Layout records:
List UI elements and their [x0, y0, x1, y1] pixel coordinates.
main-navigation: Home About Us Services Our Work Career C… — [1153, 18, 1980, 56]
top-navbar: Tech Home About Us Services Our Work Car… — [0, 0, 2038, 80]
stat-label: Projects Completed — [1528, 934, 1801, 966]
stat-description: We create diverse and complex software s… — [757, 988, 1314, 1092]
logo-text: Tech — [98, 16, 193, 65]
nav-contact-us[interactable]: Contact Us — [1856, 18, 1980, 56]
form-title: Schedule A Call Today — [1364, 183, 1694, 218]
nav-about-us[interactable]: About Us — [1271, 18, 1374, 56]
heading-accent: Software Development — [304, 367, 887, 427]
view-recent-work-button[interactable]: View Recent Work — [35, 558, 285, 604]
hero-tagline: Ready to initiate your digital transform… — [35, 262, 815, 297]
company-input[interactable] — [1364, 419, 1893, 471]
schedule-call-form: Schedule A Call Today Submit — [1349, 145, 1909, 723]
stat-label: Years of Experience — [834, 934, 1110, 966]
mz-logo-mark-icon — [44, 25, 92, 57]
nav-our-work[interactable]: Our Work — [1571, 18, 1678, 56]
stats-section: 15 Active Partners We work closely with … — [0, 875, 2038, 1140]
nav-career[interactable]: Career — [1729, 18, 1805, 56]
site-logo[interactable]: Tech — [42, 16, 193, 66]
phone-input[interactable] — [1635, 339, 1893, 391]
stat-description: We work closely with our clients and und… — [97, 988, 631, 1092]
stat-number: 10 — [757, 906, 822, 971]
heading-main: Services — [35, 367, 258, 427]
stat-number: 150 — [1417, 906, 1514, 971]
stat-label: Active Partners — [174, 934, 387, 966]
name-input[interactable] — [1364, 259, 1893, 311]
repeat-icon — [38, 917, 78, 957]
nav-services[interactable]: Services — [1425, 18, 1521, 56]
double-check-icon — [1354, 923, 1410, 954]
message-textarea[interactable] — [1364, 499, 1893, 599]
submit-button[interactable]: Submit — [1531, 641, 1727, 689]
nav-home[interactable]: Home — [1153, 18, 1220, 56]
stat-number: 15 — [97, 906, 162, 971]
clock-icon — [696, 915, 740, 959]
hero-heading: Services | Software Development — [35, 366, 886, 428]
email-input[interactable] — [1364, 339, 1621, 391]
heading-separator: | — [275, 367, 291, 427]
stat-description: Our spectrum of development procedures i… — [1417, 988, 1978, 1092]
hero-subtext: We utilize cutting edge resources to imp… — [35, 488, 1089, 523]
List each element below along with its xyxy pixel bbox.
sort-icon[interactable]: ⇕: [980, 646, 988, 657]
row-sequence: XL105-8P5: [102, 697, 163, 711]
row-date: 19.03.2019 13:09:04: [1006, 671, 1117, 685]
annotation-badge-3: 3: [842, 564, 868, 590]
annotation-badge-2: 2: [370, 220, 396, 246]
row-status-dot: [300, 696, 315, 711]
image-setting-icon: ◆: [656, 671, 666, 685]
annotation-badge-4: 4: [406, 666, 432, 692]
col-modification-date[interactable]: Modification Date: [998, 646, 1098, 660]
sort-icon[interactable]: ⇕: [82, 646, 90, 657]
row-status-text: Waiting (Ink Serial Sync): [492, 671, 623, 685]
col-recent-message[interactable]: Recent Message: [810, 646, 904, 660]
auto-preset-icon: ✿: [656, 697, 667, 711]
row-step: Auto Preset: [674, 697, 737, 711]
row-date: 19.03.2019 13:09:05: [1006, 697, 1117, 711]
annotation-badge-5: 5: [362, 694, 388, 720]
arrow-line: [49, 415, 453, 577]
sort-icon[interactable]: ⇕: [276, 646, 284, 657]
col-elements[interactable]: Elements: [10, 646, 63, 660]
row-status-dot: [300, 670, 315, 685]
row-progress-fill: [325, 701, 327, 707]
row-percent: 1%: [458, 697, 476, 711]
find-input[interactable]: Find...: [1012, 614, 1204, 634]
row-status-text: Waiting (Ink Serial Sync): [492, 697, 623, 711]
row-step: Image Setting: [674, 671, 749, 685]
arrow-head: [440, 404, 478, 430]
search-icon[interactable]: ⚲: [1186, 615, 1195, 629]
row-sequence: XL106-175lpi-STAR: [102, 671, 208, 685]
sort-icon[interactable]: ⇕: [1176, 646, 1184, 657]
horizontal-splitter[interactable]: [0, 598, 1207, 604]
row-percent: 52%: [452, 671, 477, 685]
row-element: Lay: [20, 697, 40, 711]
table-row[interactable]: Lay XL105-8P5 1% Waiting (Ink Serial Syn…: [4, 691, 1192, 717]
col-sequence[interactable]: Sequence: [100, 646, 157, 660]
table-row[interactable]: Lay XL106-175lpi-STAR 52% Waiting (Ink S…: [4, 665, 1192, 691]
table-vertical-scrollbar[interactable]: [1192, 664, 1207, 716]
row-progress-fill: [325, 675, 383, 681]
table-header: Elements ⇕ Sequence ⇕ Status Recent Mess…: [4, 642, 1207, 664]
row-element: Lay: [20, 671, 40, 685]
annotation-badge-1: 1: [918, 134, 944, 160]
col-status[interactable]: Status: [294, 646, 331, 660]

- Exercise requirements
Return each line from the items above that contains the string "date".

- Full solution
row-date: 19.03.2019 13:09:04: [1006, 671, 1117, 685]
col-modification-date[interactable]: Modification Date: [998, 646, 1098, 660]
row-date: 19.03.2019 13:09:05: [1006, 697, 1117, 711]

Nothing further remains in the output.